■ Given task ■
From the entries provided below, copy each line that contains the word "springframework".

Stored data
********

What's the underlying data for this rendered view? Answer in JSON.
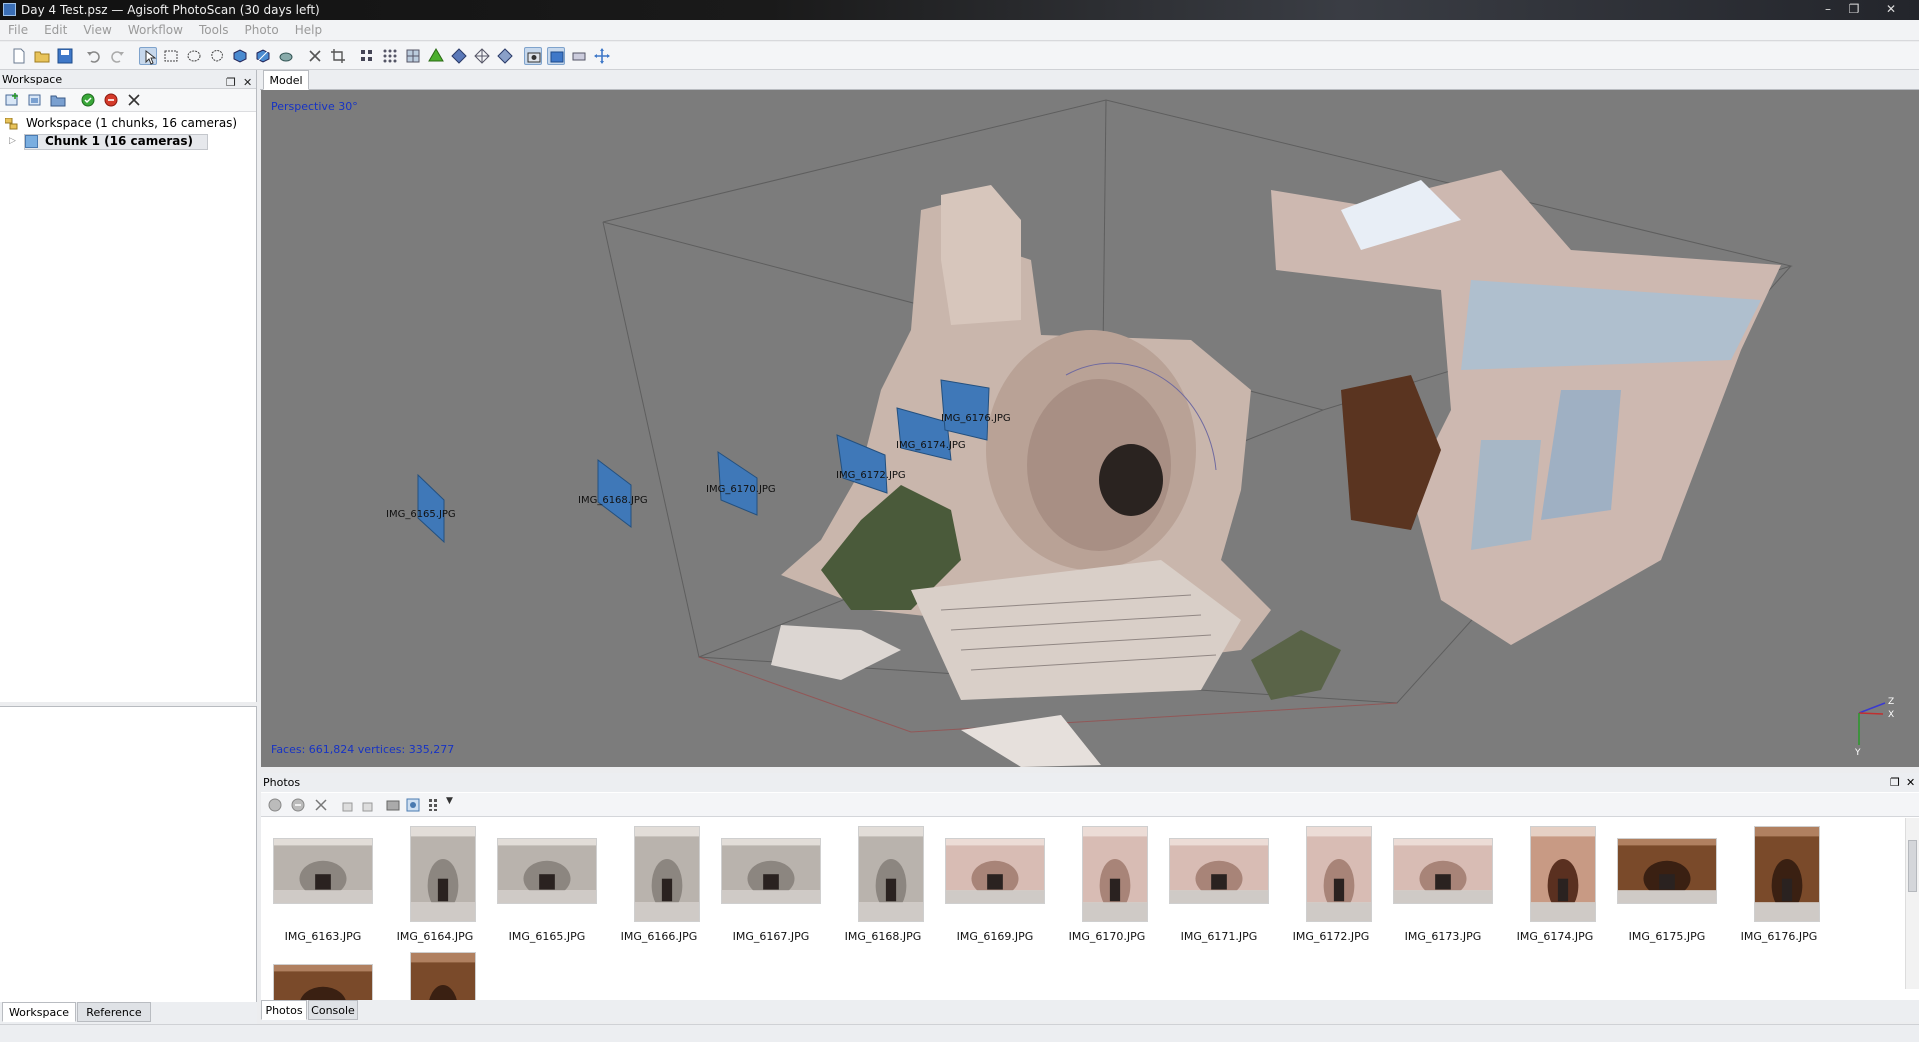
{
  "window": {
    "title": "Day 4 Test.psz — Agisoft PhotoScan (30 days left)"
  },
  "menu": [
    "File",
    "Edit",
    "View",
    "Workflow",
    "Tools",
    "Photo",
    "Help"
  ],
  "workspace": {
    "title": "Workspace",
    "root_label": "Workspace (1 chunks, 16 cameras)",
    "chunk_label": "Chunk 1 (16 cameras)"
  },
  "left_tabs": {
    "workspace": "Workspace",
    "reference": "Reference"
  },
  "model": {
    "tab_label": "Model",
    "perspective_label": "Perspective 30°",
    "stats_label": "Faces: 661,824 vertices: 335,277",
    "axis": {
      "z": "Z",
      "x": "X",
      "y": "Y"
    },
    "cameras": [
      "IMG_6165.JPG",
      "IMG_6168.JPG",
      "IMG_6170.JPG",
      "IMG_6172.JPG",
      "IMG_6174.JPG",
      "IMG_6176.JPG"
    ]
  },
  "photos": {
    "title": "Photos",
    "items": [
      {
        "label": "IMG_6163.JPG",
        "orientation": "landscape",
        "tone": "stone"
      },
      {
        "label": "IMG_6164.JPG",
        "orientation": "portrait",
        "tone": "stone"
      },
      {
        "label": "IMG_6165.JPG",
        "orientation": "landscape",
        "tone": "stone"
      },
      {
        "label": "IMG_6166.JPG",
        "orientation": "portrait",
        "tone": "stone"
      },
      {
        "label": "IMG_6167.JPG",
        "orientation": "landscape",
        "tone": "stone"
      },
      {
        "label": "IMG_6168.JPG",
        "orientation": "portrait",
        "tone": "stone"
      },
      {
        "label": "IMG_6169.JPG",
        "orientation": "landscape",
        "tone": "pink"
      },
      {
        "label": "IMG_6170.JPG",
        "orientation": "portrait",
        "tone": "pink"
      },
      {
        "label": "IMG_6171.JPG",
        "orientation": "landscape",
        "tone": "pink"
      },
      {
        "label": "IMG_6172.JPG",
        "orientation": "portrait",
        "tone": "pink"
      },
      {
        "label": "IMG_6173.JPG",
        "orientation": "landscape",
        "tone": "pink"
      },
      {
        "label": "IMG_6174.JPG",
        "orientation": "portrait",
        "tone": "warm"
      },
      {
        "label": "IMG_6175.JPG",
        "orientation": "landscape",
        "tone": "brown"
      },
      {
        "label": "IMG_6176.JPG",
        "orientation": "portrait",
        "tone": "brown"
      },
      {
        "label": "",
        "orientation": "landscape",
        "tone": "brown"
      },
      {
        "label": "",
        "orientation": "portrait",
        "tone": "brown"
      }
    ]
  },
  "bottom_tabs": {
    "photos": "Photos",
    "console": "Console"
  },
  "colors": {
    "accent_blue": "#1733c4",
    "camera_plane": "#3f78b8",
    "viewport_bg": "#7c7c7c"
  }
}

********

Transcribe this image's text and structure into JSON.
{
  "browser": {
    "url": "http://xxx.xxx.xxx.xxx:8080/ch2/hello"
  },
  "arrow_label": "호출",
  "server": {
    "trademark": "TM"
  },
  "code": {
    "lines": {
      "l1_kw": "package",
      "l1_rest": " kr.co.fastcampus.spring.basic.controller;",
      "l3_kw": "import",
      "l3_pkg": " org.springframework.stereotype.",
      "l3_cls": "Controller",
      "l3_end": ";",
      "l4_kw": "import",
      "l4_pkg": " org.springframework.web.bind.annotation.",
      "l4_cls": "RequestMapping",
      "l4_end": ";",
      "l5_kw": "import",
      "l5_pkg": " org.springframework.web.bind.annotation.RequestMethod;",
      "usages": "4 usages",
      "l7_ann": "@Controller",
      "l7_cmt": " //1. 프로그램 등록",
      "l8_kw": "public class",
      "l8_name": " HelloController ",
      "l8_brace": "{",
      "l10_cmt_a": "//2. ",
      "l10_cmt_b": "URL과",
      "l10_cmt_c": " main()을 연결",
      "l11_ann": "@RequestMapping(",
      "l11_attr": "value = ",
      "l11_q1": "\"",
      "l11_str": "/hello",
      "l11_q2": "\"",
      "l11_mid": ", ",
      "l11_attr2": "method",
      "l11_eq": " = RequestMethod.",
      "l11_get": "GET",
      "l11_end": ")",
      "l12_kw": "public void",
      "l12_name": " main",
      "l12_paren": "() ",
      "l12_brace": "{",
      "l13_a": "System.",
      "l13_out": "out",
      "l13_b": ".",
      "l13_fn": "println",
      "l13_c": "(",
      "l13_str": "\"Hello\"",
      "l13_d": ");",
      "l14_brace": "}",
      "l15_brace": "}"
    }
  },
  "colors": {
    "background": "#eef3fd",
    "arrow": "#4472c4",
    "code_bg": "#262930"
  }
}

********

■ Written reply ■
      "l3_pkg": " org.springframework.stereotype.",
      "l4_pkg": " org.springframework.web.bind.annotation.",
      "l5_pkg": " org.springframework.web.bind.annotation.RequestMethod;",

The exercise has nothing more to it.